>> begin Input data
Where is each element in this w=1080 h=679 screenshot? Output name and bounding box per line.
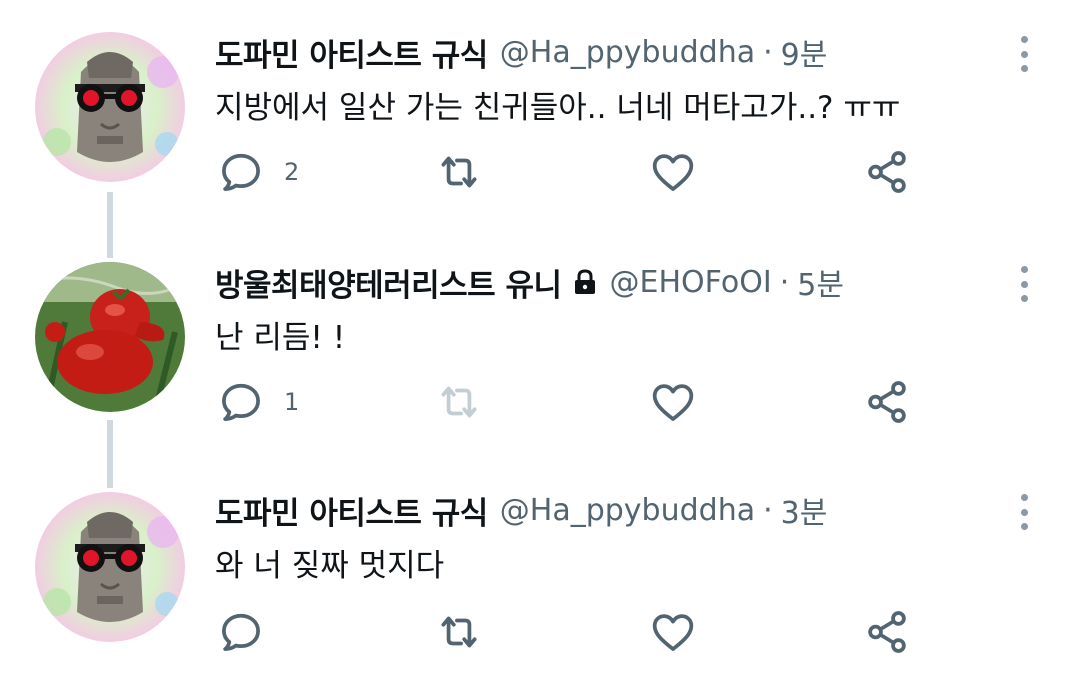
tweet-text: 난 리듬! !: [215, 320, 346, 356]
like-button[interactable]: [648, 142, 698, 202]
action-bar: [0, 602, 1080, 662]
user-handle[interactable]: @Ha_ppybuddha: [500, 35, 755, 70]
timestamp[interactable]: 3분: [781, 488, 828, 532]
tweet-header: 도파민 아티스트 규식 @Ha_ppybuddha · 9분: [215, 22, 827, 82]
like-icon: [652, 614, 694, 651]
user-handle[interactable]: @EHOFoOI: [610, 265, 772, 300]
separator-dot: ·: [763, 34, 773, 70]
display-name[interactable]: 도파민 아티스트 규식: [215, 30, 488, 75]
retweet-icon: [441, 616, 477, 648]
like-icon: [652, 384, 694, 421]
retweet-button[interactable]: [434, 602, 484, 662]
reply-button[interactable]: 1: [216, 372, 299, 432]
retweet-button-disabled: [434, 372, 484, 432]
reply-count: 1: [284, 388, 300, 416]
conversation-thread: 도파민 아티스트 규식 @Ha_ppybuddha · 9분 지방에서 일산 가…: [0, 0, 1080, 679]
retweet-icon: [441, 156, 477, 188]
display-name[interactable]: 도파민 아티스트 규식: [215, 488, 488, 533]
user-handle[interactable]: @Ha_ppybuddha: [500, 493, 755, 528]
share-button[interactable]: [862, 602, 912, 662]
separator-dot: ·: [763, 492, 773, 528]
share-button[interactable]: [862, 372, 912, 432]
tweet-text: 지방에서 일산 가는 친귀들아.. 너네 머타고가..? ㅠㅠ: [215, 90, 901, 126]
reply-count: 2: [284, 158, 300, 186]
share-button[interactable]: [862, 142, 912, 202]
tweet-text: 와 너 짖짜 멋지다: [215, 548, 445, 584]
tweet[interactable]: 방울최태양테러리스트 유니 @EHOFoOI · 5분 난 리듬! ! 1: [0, 252, 1080, 432]
like-button[interactable]: [648, 372, 698, 432]
separator-dot: ·: [779, 264, 790, 300]
reply-icon: [222, 613, 260, 651]
reply-icon: [222, 153, 260, 191]
reply-button[interactable]: 2: [216, 142, 299, 202]
more-icon[interactable]: [1012, 494, 1036, 530]
tweet[interactable]: 도파민 아티스트 규식 @Ha_ppybuddha · 3분 와 너 짖짜 멋지…: [0, 480, 1080, 670]
retweet-button[interactable]: [434, 142, 484, 202]
tweet-header: 방울최태양테러리스트 유니 @EHOFoOI · 5분: [215, 252, 844, 312]
reply-icon: [222, 383, 260, 421]
more-icon[interactable]: [1012, 266, 1036, 302]
action-bar: 1: [0, 372, 1080, 432]
share-icon: [868, 381, 906, 423]
retweet-icon: [441, 386, 477, 418]
share-icon: [868, 611, 906, 653]
more-icon[interactable]: [1012, 36, 1036, 72]
tweet[interactable]: 도파민 아티스트 규식 @Ha_ppybuddha · 9분 지방에서 일산 가…: [0, 22, 1080, 202]
lock-icon: [572, 268, 598, 296]
timestamp[interactable]: 9분: [781, 30, 828, 74]
tweet-header: 도파민 아티스트 규식 @Ha_ppybuddha · 3분: [215, 480, 827, 540]
reply-button[interactable]: [216, 602, 266, 662]
display-name[interactable]: 방울최태양테러리스트 유니: [215, 260, 562, 305]
timestamp[interactable]: 5분: [797, 260, 844, 304]
like-icon: [652, 154, 694, 191]
like-button[interactable]: [648, 602, 698, 662]
share-icon: [868, 151, 906, 193]
action-bar: 2: [0, 142, 1080, 202]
>> end Input data
List every line in the records above that contains the string "action".

* _Correct output_
action-bar: [0, 602, 1080, 662]
action-bar: 1: [0, 372, 1080, 432]
action-bar: 2: [0, 142, 1080, 202]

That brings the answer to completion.